[SOURCE DATA]:
· · · · ·

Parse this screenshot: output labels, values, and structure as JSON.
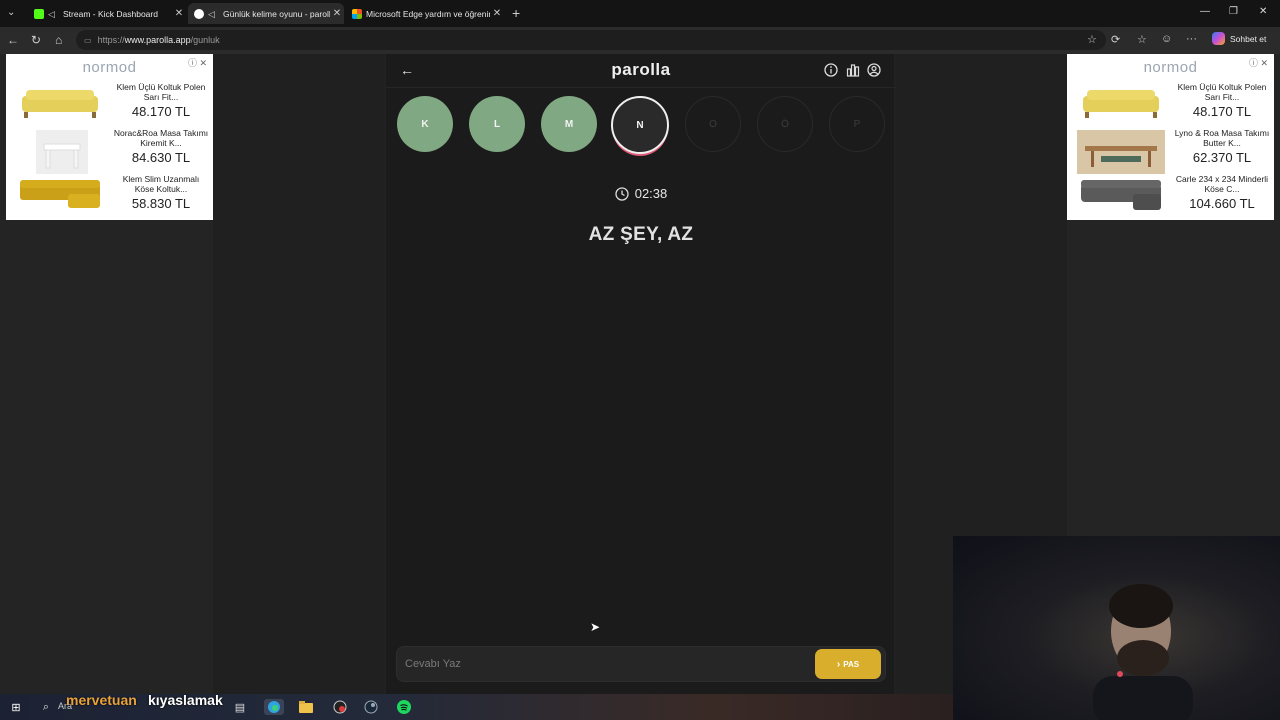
{
  "browser": {
    "tabs": [
      {
        "title": "Stream - Kick Dashboard",
        "active": false
      },
      {
        "title": "Günlük kelime oyunu - paroll",
        "active": true
      },
      {
        "title": "Microsoft Edge yardım ve öğrenim",
        "active": false
      }
    ],
    "url_prefix": "https://",
    "url_host": "www.parolla.app",
    "url_path": "/gunluk",
    "copilot_label": "Sohbet et"
  },
  "ads": {
    "brand": "normod",
    "left": [
      {
        "name": "Klem Üçlü Koltuk Polen Sarı Fit...",
        "price": "48.170 TL"
      },
      {
        "name": "Norac&Roa Masa Takımı Kiremit K...",
        "price": "84.630 TL"
      },
      {
        "name": "Klem Slim Uzanmalı Köse Koltuk...",
        "price": "58.830 TL"
      }
    ],
    "right": [
      {
        "name": "Klem Üçlü Koltuk Polen Sarı Fit...",
        "price": "48.170 TL"
      },
      {
        "name": "Lyno & Roa Masa Takımı Butter K...",
        "price": "62.370 TL"
      },
      {
        "name": "Carle 234 x 234 Minderli Köse C...",
        "price": "104.660 TL"
      }
    ]
  },
  "game": {
    "title": "parolla",
    "letters": [
      {
        "char": "K",
        "state": "done"
      },
      {
        "char": "L",
        "state": "done"
      },
      {
        "char": "M",
        "state": "done"
      },
      {
        "char": "N",
        "state": "current"
      },
      {
        "char": "O",
        "state": "todo"
      },
      {
        "char": "Ö",
        "state": "todo"
      },
      {
        "char": "P",
        "state": "todo"
      }
    ],
    "timer": "02:38",
    "clue": "AZ ŞEY, AZ",
    "answer_placeholder": "Cevabı Yaz",
    "pass_label": "PAS"
  },
  "taskbar": {
    "search_label": "Ara",
    "overlay_left": "mervetuan",
    "overlay_right": "kıyaslamak"
  },
  "colors": {
    "done": "#7fa883",
    "pass": "#d9ae2c",
    "current_ring": "#e05a7a"
  }
}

· · · · ·

[EXERCISE]: Copy out all of the material exactly as written, without its pictures.

[TASK SOLUTION]:
Parse this screenshot: output labels, values, and structure as JSON.
{
  "browser": {
    "tabs": [
      {
        "title": "Stream - Kick Dashboard",
        "active": false
      },
      {
        "title": "Günlük kelime oyunu - paroll",
        "active": true
      },
      {
        "title": "Microsoft Edge yardım ve öğrenim",
        "active": false
      }
    ],
    "url_prefix": "https://",
    "url_host": "www.parolla.app",
    "url_path": "/gunluk",
    "copilot_label": "Sohbet et"
  },
  "ads": {
    "brand": "normod",
    "left": [
      {
        "name": "Klem Üçlü Koltuk Polen Sarı Fit...",
        "price": "48.170 TL"
      },
      {
        "name": "Norac&Roa Masa Takımı Kiremit K...",
        "price": "84.630 TL"
      },
      {
        "name": "Klem Slim Uzanmalı Köse Koltuk...",
        "price": "58.830 TL"
      }
    ],
    "right": [
      {
        "name": "Klem Üçlü Koltuk Polen Sarı Fit...",
        "price": "48.170 TL"
      },
      {
        "name": "Lyno & Roa Masa Takımı Butter K...",
        "price": "62.370 TL"
      },
      {
        "name": "Carle 234 x 234 Minderli Köse C...",
        "price": "104.660 TL"
      }
    ]
  },
  "game": {
    "title": "parolla",
    "letters": [
      {
        "char": "K",
        "state": "done"
      },
      {
        "char": "L",
        "state": "done"
      },
      {
        "char": "M",
        "state": "done"
      },
      {
        "char": "N",
        "state": "current"
      },
      {
        "char": "O",
        "state": "todo"
      },
      {
        "char": "Ö",
        "state": "todo"
      },
      {
        "char": "P",
        "state": "todo"
      }
    ],
    "timer": "02:38",
    "clue": "AZ ŞEY, AZ",
    "answer_placeholder": "Cevabı Yaz",
    "pass_label": "PAS"
  },
  "taskbar": {
    "search_label": "Ara",
    "overlay_left": "mervetuan",
    "overlay_right": "kıyaslamak"
  },
  "colors": {
    "done": "#7fa883",
    "pass": "#d9ae2c",
    "current_ring": "#e05a7a"
  }
}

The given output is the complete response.